# [What is required]
Give back only the lines from the one containing "line-point-marker [2065, 773, 2096, 804]" through the one containing "x-tick-label: 06 [642, 1444, 692, 1493]" in the records, swapping "x-tick-label" for "x-axis-label" and leaving everything else unchanged.
Start Recorded data
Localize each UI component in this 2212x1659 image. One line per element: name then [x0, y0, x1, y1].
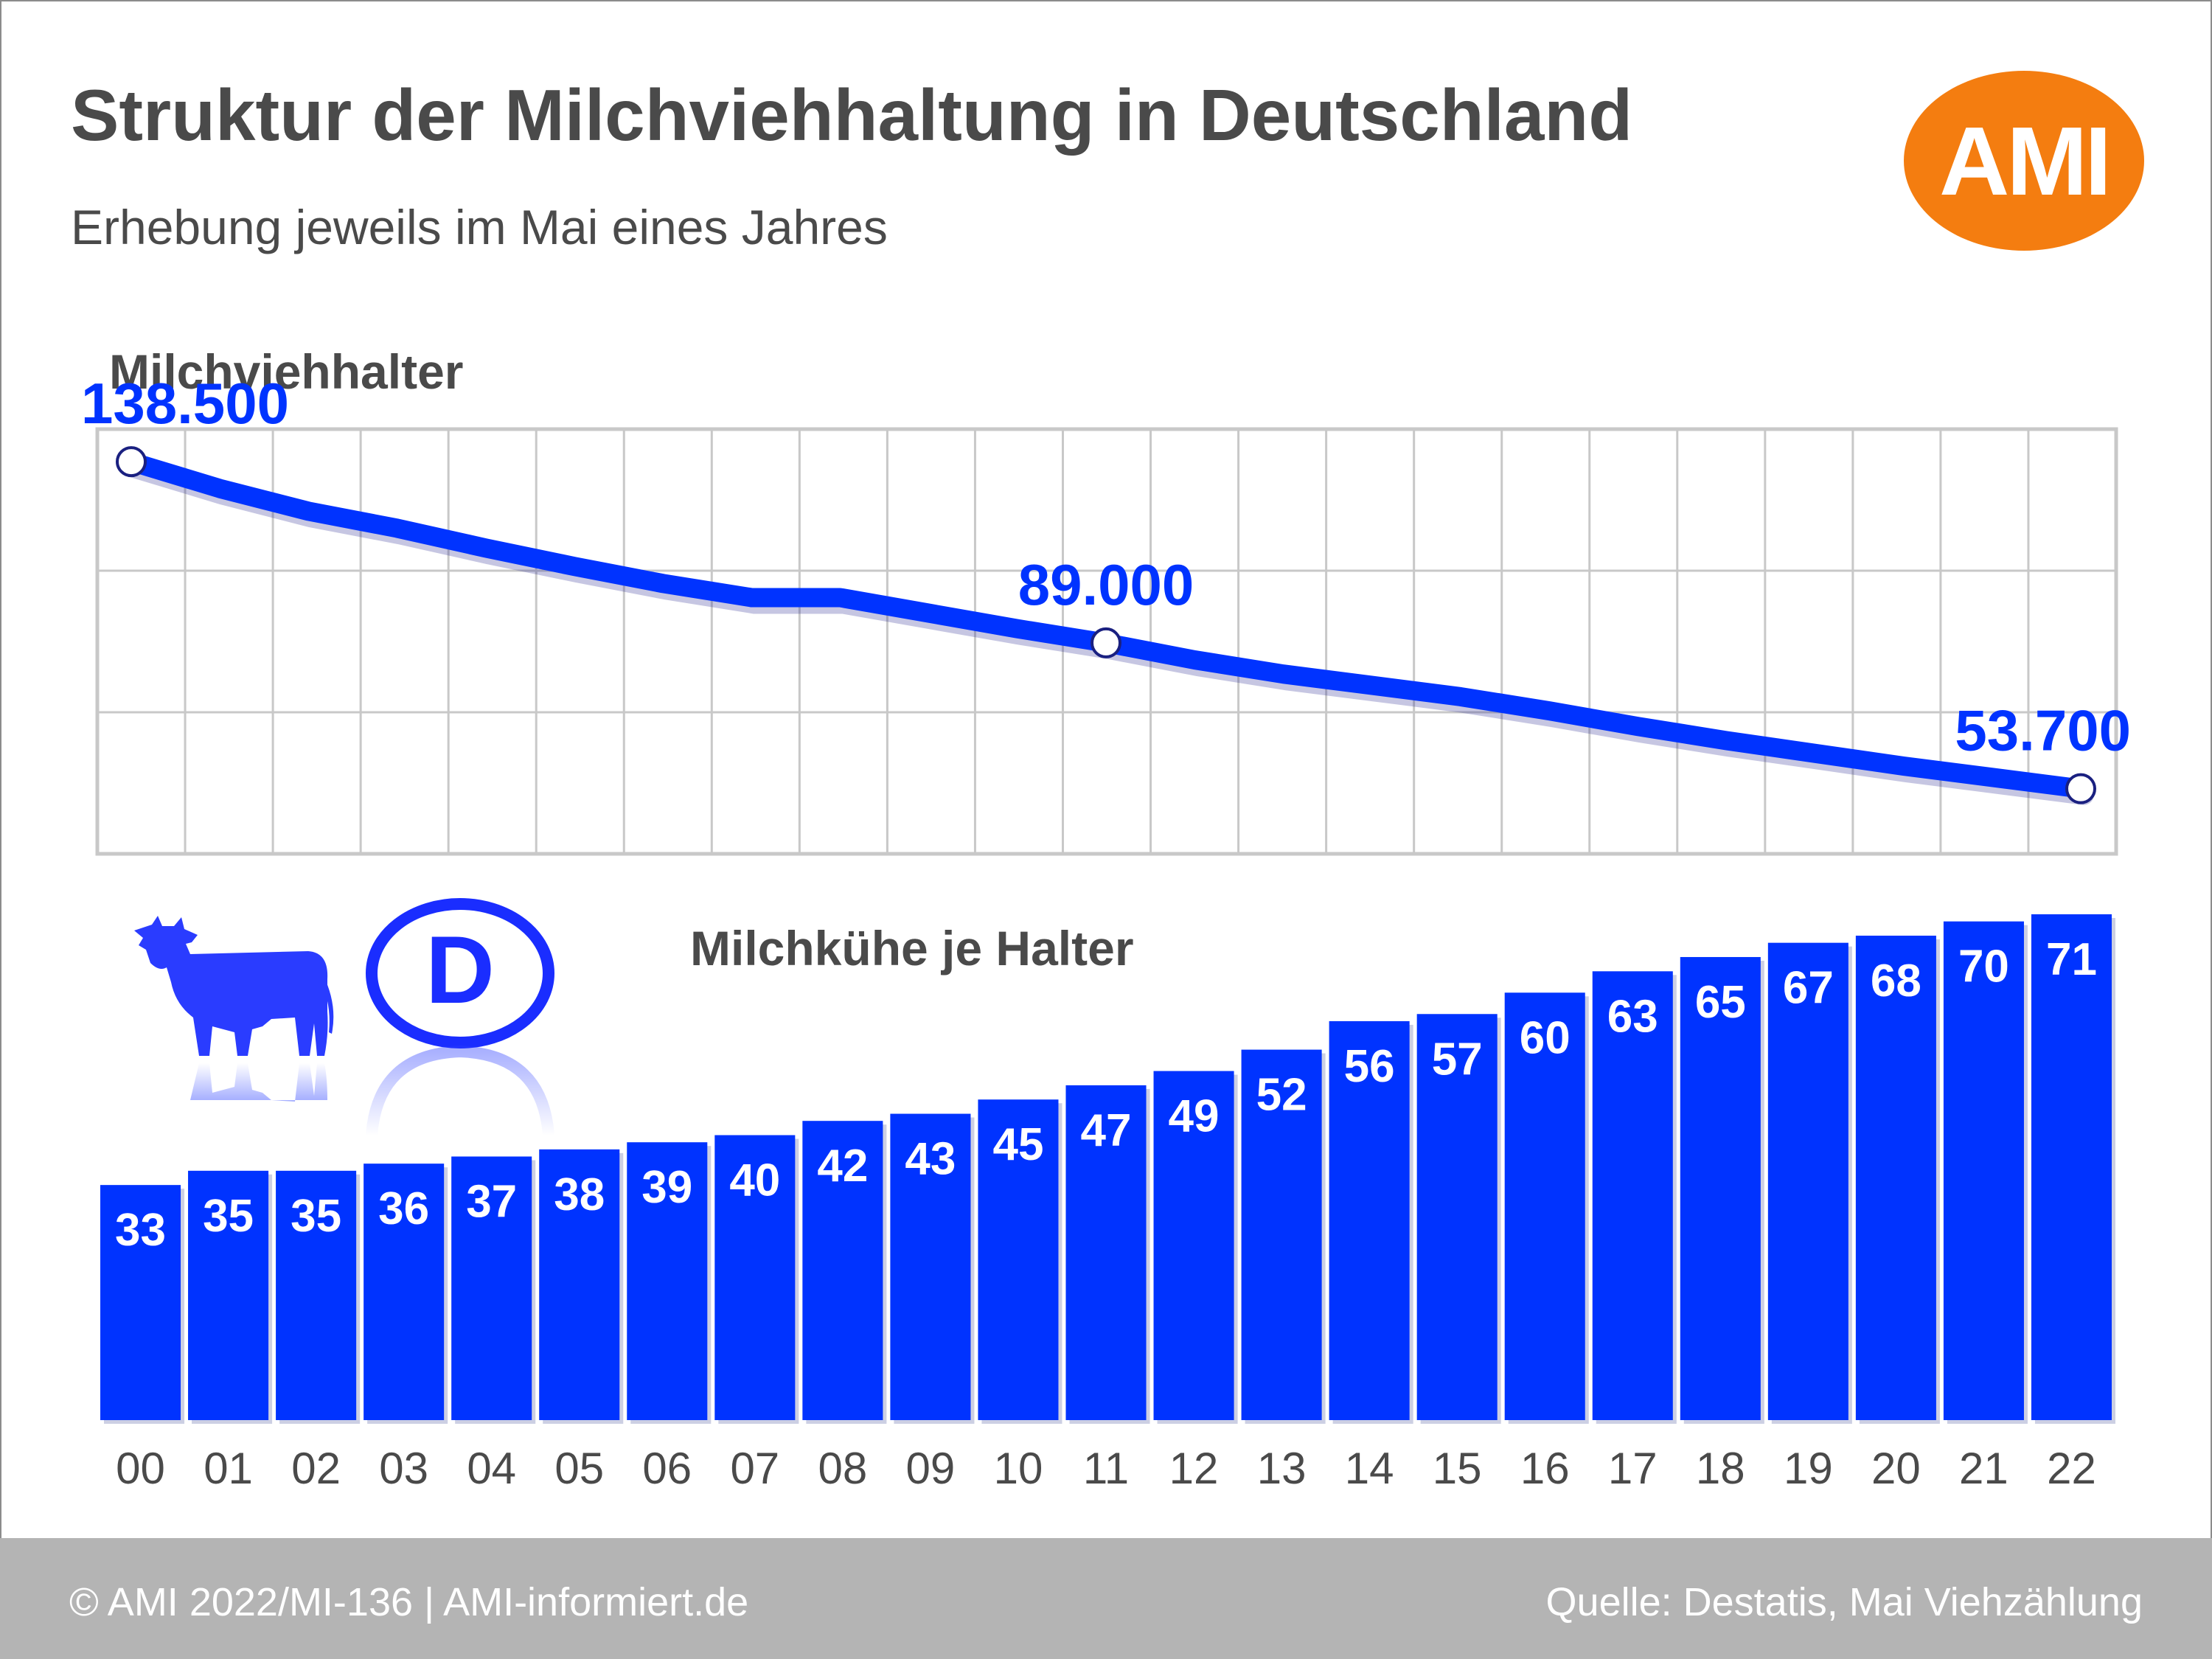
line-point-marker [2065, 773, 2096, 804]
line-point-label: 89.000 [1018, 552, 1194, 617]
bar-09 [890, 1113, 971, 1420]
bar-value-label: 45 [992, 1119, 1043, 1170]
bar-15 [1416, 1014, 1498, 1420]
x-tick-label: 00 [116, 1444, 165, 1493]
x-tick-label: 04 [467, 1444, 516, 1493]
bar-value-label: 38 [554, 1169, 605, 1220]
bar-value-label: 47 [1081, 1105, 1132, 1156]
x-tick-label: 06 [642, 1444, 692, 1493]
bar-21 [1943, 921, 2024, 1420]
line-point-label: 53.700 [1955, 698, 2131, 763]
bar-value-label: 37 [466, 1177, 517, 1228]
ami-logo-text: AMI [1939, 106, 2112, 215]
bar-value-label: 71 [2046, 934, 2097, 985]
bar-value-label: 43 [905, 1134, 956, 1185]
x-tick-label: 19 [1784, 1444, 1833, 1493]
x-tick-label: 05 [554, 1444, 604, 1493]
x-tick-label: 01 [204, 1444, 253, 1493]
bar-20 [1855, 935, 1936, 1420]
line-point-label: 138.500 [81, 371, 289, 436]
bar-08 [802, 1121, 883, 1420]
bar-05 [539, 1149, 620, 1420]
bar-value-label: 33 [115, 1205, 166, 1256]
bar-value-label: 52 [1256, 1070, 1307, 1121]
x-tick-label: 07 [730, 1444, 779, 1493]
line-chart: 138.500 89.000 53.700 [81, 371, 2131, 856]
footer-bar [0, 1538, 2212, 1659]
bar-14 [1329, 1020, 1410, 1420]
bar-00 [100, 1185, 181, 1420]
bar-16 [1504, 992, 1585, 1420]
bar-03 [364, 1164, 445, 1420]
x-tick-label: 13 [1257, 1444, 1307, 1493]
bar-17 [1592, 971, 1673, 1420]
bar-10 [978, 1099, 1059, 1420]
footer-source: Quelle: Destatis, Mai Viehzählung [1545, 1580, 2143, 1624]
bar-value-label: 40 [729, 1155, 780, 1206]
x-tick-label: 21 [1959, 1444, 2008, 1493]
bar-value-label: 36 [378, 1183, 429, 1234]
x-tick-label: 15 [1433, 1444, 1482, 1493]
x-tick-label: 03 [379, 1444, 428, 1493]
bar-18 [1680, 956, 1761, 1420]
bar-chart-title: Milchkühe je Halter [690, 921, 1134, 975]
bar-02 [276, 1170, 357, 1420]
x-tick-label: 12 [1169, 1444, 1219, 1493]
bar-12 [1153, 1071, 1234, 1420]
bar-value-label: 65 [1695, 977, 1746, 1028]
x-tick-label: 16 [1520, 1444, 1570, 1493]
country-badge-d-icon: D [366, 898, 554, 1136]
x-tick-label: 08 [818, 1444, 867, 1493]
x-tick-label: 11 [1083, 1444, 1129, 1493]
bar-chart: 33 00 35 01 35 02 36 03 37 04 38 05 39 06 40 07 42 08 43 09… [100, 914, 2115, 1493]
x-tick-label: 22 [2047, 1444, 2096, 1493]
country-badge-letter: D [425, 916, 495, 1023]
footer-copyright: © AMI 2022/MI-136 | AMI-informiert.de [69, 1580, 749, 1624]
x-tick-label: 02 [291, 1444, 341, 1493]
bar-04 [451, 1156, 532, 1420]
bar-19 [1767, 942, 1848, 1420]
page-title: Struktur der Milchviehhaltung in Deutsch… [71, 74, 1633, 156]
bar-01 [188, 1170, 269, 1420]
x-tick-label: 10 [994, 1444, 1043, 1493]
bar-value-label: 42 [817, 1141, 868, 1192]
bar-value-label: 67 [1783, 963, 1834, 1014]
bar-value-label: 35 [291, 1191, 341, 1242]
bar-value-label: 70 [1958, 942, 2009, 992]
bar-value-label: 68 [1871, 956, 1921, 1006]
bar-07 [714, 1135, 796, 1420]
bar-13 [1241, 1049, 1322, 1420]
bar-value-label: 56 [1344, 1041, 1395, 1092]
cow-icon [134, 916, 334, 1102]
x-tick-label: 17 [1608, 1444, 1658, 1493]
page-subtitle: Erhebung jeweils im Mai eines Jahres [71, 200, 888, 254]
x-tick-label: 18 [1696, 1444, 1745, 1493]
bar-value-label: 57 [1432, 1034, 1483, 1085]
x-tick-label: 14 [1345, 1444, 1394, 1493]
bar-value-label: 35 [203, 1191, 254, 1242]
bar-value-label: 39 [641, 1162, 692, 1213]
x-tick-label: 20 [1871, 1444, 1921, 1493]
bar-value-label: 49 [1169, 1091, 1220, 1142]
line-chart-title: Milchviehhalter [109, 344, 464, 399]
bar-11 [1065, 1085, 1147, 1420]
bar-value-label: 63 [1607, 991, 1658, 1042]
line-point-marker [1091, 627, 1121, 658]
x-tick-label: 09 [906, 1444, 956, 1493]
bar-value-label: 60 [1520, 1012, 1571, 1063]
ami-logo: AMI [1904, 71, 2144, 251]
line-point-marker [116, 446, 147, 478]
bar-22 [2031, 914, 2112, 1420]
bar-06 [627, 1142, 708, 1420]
End Recorded data
# [Solution]
line-point-marker [2065, 773, 2096, 804]
line-point-label: 89.000 [1018, 552, 1194, 617]
bar-09 [890, 1113, 971, 1420]
bar-value-label: 45 [992, 1119, 1043, 1170]
bar-15 [1416, 1014, 1498, 1420]
x-axis-label: 00 [116, 1444, 165, 1493]
x-axis-label: 04 [467, 1444, 516, 1493]
bar-value-label: 38 [554, 1169, 605, 1220]
bar-value-label: 47 [1081, 1105, 1132, 1156]
x-axis-label: 06 [642, 1444, 692, 1493]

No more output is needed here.